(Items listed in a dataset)
>>>

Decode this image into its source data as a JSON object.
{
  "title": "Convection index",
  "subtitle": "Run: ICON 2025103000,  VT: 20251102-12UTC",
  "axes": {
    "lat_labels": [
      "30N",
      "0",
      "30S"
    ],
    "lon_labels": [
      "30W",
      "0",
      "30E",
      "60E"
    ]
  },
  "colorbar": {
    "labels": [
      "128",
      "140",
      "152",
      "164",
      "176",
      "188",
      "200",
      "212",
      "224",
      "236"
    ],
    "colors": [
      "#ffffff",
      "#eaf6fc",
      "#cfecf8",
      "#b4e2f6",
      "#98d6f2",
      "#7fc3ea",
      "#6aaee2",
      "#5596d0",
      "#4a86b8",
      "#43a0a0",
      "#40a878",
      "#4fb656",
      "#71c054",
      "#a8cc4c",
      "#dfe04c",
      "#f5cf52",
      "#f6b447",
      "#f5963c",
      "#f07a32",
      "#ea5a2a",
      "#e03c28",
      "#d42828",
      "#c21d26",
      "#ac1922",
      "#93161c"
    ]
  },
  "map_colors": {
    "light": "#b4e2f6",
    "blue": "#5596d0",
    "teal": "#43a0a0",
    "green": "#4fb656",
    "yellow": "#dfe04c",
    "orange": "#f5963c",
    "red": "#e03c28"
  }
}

<<<

Objective —
Your task is to quote the listing above word for word.

Result of this exercise —
Decode this image into its source data as a JSON object.
{
  "title": "Convection index",
  "subtitle": "Run: ICON 2025103000,  VT: 20251102-12UTC",
  "axes": {
    "lat_labels": [
      "30N",
      "0",
      "30S"
    ],
    "lon_labels": [
      "30W",
      "0",
      "30E",
      "60E"
    ]
  },
  "colorbar": {
    "labels": [
      "128",
      "140",
      "152",
      "164",
      "176",
      "188",
      "200",
      "212",
      "224",
      "236"
    ],
    "colors": [
      "#ffffff",
      "#eaf6fc",
      "#cfecf8",
      "#b4e2f6",
      "#98d6f2",
      "#7fc3ea",
      "#6aaee2",
      "#5596d0",
      "#4a86b8",
      "#43a0a0",
      "#40a878",
      "#4fb656",
      "#71c054",
      "#a8cc4c",
      "#dfe04c",
      "#f5cf52",
      "#f6b447",
      "#f5963c",
      "#f07a32",
      "#ea5a2a",
      "#e03c28",
      "#d42828",
      "#c21d26",
      "#ac1922",
      "#93161c"
    ]
  },
  "map_colors": {
    "light": "#b4e2f6",
    "blue": "#5596d0",
    "teal": "#43a0a0",
    "green": "#4fb656",
    "yellow": "#dfe04c",
    "orange": "#f5963c",
    "red": "#e03c28"
  }
}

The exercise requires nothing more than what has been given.